Records from a data source
********************

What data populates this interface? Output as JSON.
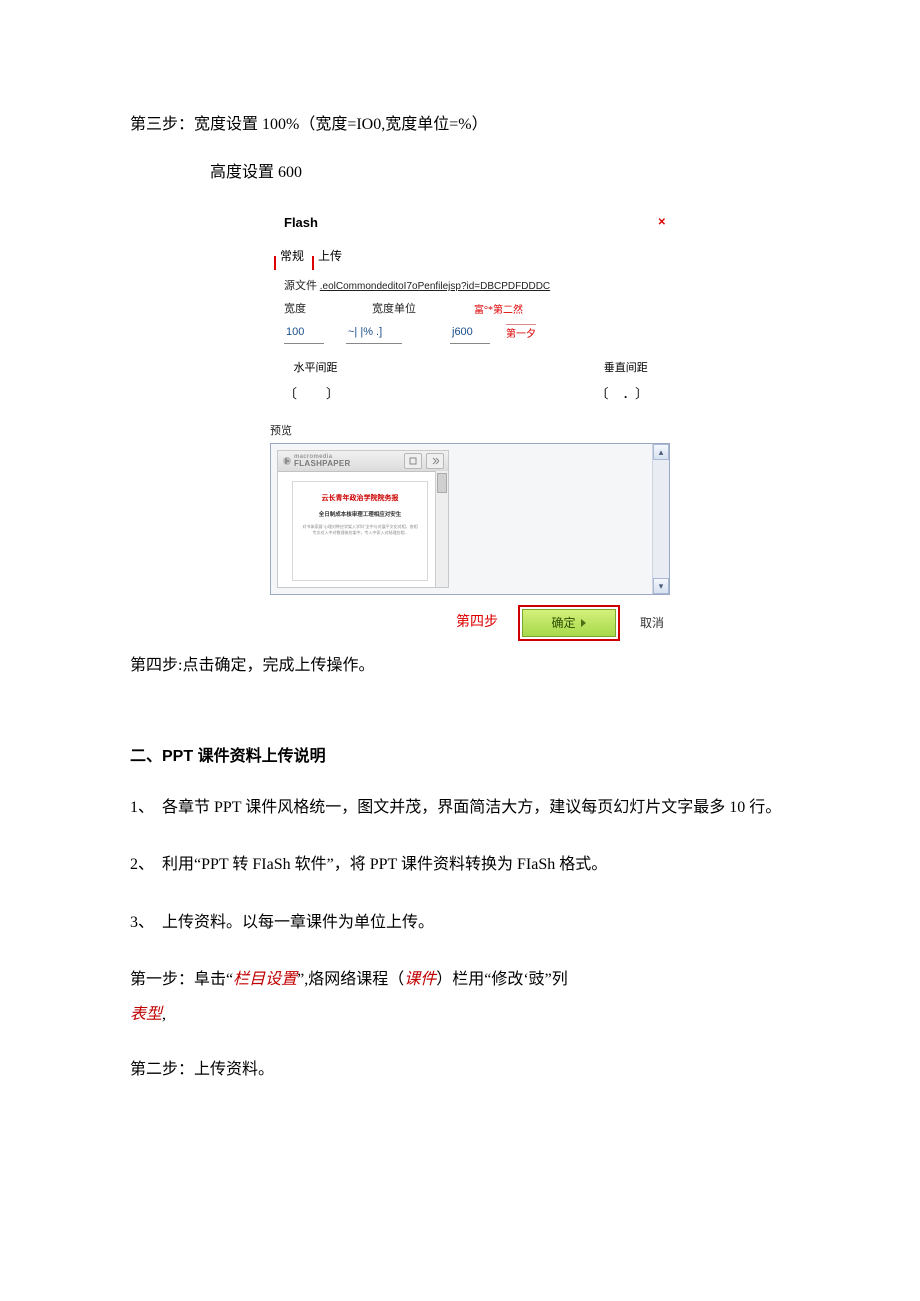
{
  "step3": {
    "line1": "第三步：宽度设置 100%（宽度=IO0,宽度单位=%）",
    "line2": "高度设置 600"
  },
  "dialog": {
    "title": "Flash",
    "tabs": {
      "general": "常规",
      "upload": "上传"
    },
    "src_label": "源文件",
    "src_value": ".eolCommondeditoI7oPenfilejsp?id=DBCPDFDDDC",
    "width_label": "宽度",
    "width_value": "100",
    "unit_label": "宽度单位",
    "unit_value": "~| |% .]",
    "height_label_note": "富°*第二然",
    "height_value": "j600",
    "step_note_right": "第一夕",
    "hspace_label": "水平间距",
    "vspace_label": "垂直间距",
    "preview_label": "预览",
    "flashpaper": {
      "brand_top": "macromedia",
      "brand_bottom": "FLASHPAPER",
      "doc_red": "云长青年政治学院院务报",
      "doc_blk": "全日制成本核审理工理相应对安生",
      "doc_grey": "对书体家展\"心理对种应学架入学科\"全中与对展平文化对相，各相专文对入中对数理体应架中，专入中家入对结理应相..."
    },
    "step4_label": "第四步",
    "ok_label": "确定",
    "cancel_label": "取消"
  },
  "step4_text": "第四步:点击确定，完成上传操作。",
  "section2_title": "二、PPT 课件资料上传说明",
  "items": [
    {
      "num": "1、",
      "text": "各章节 PPT 课件风格统一，图文并茂，界面简洁大方，建议每页幻灯片文字最多 10 行。"
    },
    {
      "num": "2、",
      "text": "利用“PPT 转 FIaSh 软件”，将 PPT 课件资料转换为 FIaSh 格式。"
    },
    {
      "num": "3、",
      "text": "上传资料。以每一章课件为单位上传。"
    }
  ],
  "step1": {
    "prefix": "第一步：阜击“",
    "red1": "栏目设置",
    "mid1": "”,烙网络课程（",
    "red2": "课件",
    "mid2": "）栏用“修改‘豉”列",
    "red3": "表型",
    "suffix": ","
  },
  "step2_text": "第二步：上传资料。"
}
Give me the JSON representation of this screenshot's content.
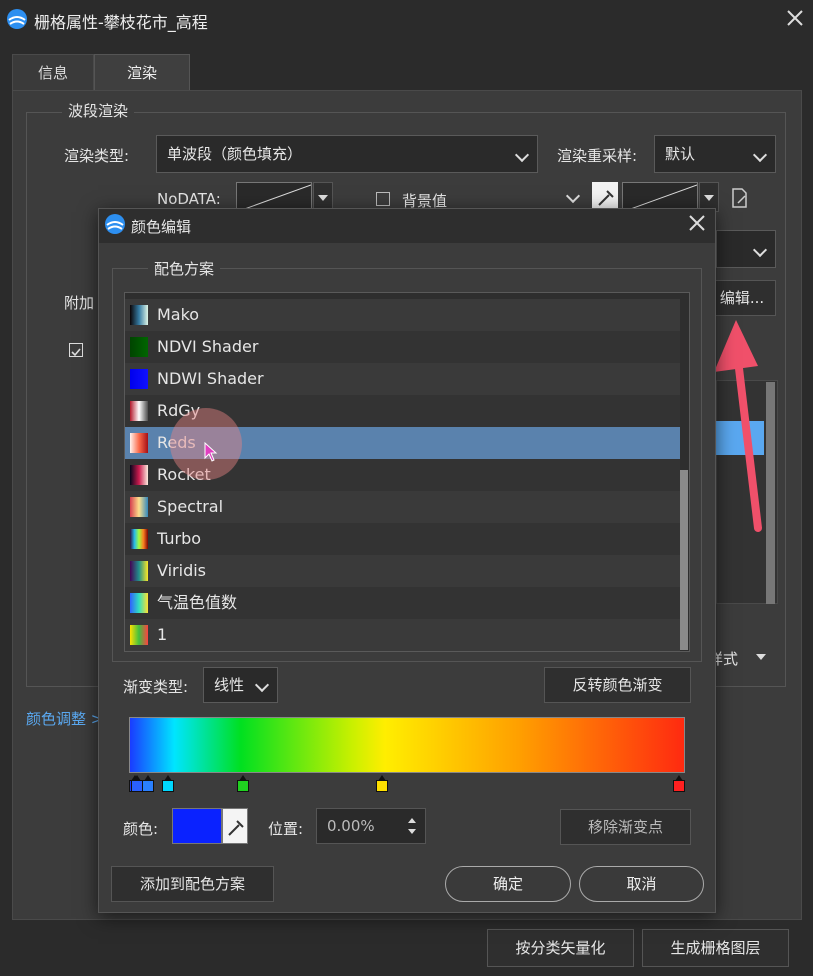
{
  "window": {
    "title": "栅格属性-攀枝花市_高程"
  },
  "tabs": [
    {
      "label": "信息"
    },
    {
      "label": "渲染"
    }
  ],
  "band_render": {
    "group_title": "波段渲染",
    "render_type_label": "渲染类型:",
    "render_type_value": "单波段（颜色填充）",
    "resample_label": "渲染重采样:",
    "resample_value": "默认",
    "nodata_label": "NoDATA:",
    "background_label": "背景值",
    "edit_button": "编辑...",
    "attach_label": "附加",
    "style_label": "样式"
  },
  "color_adjust_link": "颜色调整 >",
  "bottom_buttons": {
    "vectorize": "按分类矢量化",
    "gen_raster": "生成栅格图层"
  },
  "dialog": {
    "title": "颜色编辑",
    "scheme_title": "配色方案",
    "schemes": [
      {
        "name": "Mako",
        "swatch": "linear-gradient(to right,#0b0405,#357ba3,#def5e5)"
      },
      {
        "name": "NDVI Shader",
        "swatch": "linear-gradient(to right,#004400,#006600)"
      },
      {
        "name": "NDWI Shader",
        "swatch": "linear-gradient(to right,#0000ee,#1010ff)"
      },
      {
        "name": "RdGy",
        "swatch": "linear-gradient(to right,#b2182b,#ffffff,#4d4d4d)"
      },
      {
        "name": "Reds",
        "swatch": "linear-gradient(to right,#fff5f0,#fb6a4a,#a50f15)"
      },
      {
        "name": "Rocket",
        "swatch": "linear-gradient(to right,#03051a,#cb1b4f,#faebdd)"
      },
      {
        "name": "Spectral",
        "swatch": "linear-gradient(to right,#d53e4f,#fee08b,#3288bd)"
      },
      {
        "name": "Turbo",
        "swatch": "linear-gradient(to right,#30123b,#28bceb,#a4fc3c,#fb7e21,#7a0403)"
      },
      {
        "name": "Viridis",
        "swatch": "linear-gradient(to right,#440154,#21918c,#fde725)"
      },
      {
        "name": "气温色值数",
        "swatch": "linear-gradient(to right,#3060ff,#30e0c0,#ffe030)"
      },
      {
        "name": "1",
        "swatch": "linear-gradient(to right,#ffe000,#40c040,#ff4040)"
      }
    ],
    "selected_index": 4,
    "gradient_type_label": "渐变类型:",
    "gradient_type_value": "线性",
    "reverse_button": "反转颜色渐变",
    "color_label": "颜色:",
    "position_label": "位置:",
    "position_value": "0.00%",
    "remove_stop_button": "移除渐变点",
    "add_scheme_button": "添加到配色方案",
    "ok_button": "确定",
    "cancel_button": "取消",
    "stops": [
      {
        "pos": 0.0,
        "color": "#1a3cff"
      },
      {
        "pos": 0.015,
        "color": "#2a60ff"
      },
      {
        "pos": 0.035,
        "color": "#2a80ff"
      },
      {
        "pos": 0.07,
        "color": "#00d8ff"
      },
      {
        "pos": 0.205,
        "color": "#20d020"
      },
      {
        "pos": 0.455,
        "color": "#ffe000"
      },
      {
        "pos": 0.995,
        "color": "#ff2020"
      }
    ],
    "selected_color": "#0a22ff"
  }
}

********************

**Directions**
Transcribe all of the records above character for character. Exclude the pictures.

**Exercise response**
What data populates this interface? Output as JSON.
{
  "step3": {
    "line1": "第三步：宽度设置 100%（宽度=IO0,宽度单位=%）",
    "line2": "高度设置 600"
  },
  "dialog": {
    "title": "Flash",
    "tabs": {
      "general": "常规",
      "upload": "上传"
    },
    "src_label": "源文件",
    "src_value": ".eolCommondeditoI7oPenfilejsp?id=DBCPDFDDDC",
    "width_label": "宽度",
    "width_value": "100",
    "unit_label": "宽度单位",
    "unit_value": "~| |% .]",
    "height_label_note": "富°*第二然",
    "height_value": "j600",
    "step_note_right": "第一夕",
    "hspace_label": "水平间距",
    "vspace_label": "垂直间距",
    "preview_label": "预览",
    "flashpaper": {
      "brand_top": "macromedia",
      "brand_bottom": "FLASHPAPER",
      "doc_red": "云长青年政治学院院务报",
      "doc_blk": "全日制成本核审理工理相应对安生",
      "doc_grey": "对书体家展\"心理对种应学架入学科\"全中与对展平文化对相，各相专文对入中对数理体应架中，专入中家入对结理应相..."
    },
    "step4_label": "第四步",
    "ok_label": "确定",
    "cancel_label": "取消"
  },
  "step4_text": "第四步:点击确定，完成上传操作。",
  "section2_title": "二、PPT 课件资料上传说明",
  "items": [
    {
      "num": "1、",
      "text": "各章节 PPT 课件风格统一，图文并茂，界面简洁大方，建议每页幻灯片文字最多 10 行。"
    },
    {
      "num": "2、",
      "text": "利用“PPT 转 FIaSh 软件”，将 PPT 课件资料转换为 FIaSh 格式。"
    },
    {
      "num": "3、",
      "text": "上传资料。以每一章课件为单位上传。"
    }
  ],
  "step1": {
    "prefix": "第一步：阜击“",
    "red1": "栏目设置",
    "mid1": "”,烙网络课程（",
    "red2": "课件",
    "mid2": "）栏用“修改‘豉”列",
    "red3": "表型",
    "suffix": ","
  },
  "step2_text": "第二步：上传资料。"
}
Give me the JSON representation of this screenshot's content.
{
  "window": {
    "title": "栅格属性-攀枝花市_高程"
  },
  "tabs": [
    {
      "label": "信息"
    },
    {
      "label": "渲染"
    }
  ],
  "band_render": {
    "group_title": "波段渲染",
    "render_type_label": "渲染类型:",
    "render_type_value": "单波段（颜色填充）",
    "resample_label": "渲染重采样:",
    "resample_value": "默认",
    "nodata_label": "NoDATA:",
    "background_label": "背景值",
    "edit_button": "编辑...",
    "attach_label": "附加",
    "style_label": "样式"
  },
  "color_adjust_link": "颜色调整 >",
  "bottom_buttons": {
    "vectorize": "按分类矢量化",
    "gen_raster": "生成栅格图层"
  },
  "dialog": {
    "title": "颜色编辑",
    "scheme_title": "配色方案",
    "schemes": [
      {
        "name": "Mako",
        "swatch": "linear-gradient(to right,#0b0405,#357ba3,#def5e5)"
      },
      {
        "name": "NDVI Shader",
        "swatch": "linear-gradient(to right,#004400,#006600)"
      },
      {
        "name": "NDWI Shader",
        "swatch": "linear-gradient(to right,#0000ee,#1010ff)"
      },
      {
        "name": "RdGy",
        "swatch": "linear-gradient(to right,#b2182b,#ffffff,#4d4d4d)"
      },
      {
        "name": "Reds",
        "swatch": "linear-gradient(to right,#fff5f0,#fb6a4a,#a50f15)"
      },
      {
        "name": "Rocket",
        "swatch": "linear-gradient(to right,#03051a,#cb1b4f,#faebdd)"
      },
      {
        "name": "Spectral",
        "swatch": "linear-gradient(to right,#d53e4f,#fee08b,#3288bd)"
      },
      {
        "name": "Turbo",
        "swatch": "linear-gradient(to right,#30123b,#28bceb,#a4fc3c,#fb7e21,#7a0403)"
      },
      {
        "name": "Viridis",
        "swatch": "linear-gradient(to right,#440154,#21918c,#fde725)"
      },
      {
        "name": "气温色值数",
        "swatch": "linear-gradient(to right,#3060ff,#30e0c0,#ffe030)"
      },
      {
        "name": "1",
        "swatch": "linear-gradient(to right,#ffe000,#40c040,#ff4040)"
      }
    ],
    "selected_index": 4,
    "gradient_type_label": "渐变类型:",
    "gradient_type_value": "线性",
    "reverse_button": "反转颜色渐变",
    "color_label": "颜色:",
    "position_label": "位置:",
    "position_value": "0.00%",
    "remove_stop_button": "移除渐变点",
    "add_scheme_button": "添加到配色方案",
    "ok_button": "确定",
    "cancel_button": "取消",
    "stops": [
      {
        "pos": 0.0,
        "color": "#1a3cff"
      },
      {
        "pos": 0.015,
        "color": "#2a60ff"
      },
      {
        "pos": 0.035,
        "color": "#2a80ff"
      },
      {
        "pos": 0.07,
        "color": "#00d8ff"
      },
      {
        "pos": 0.205,
        "color": "#20d020"
      },
      {
        "pos": 0.455,
        "color": "#ffe000"
      },
      {
        "pos": 0.995,
        "color": "#ff2020"
      }
    ],
    "selected_color": "#0a22ff"
  }
}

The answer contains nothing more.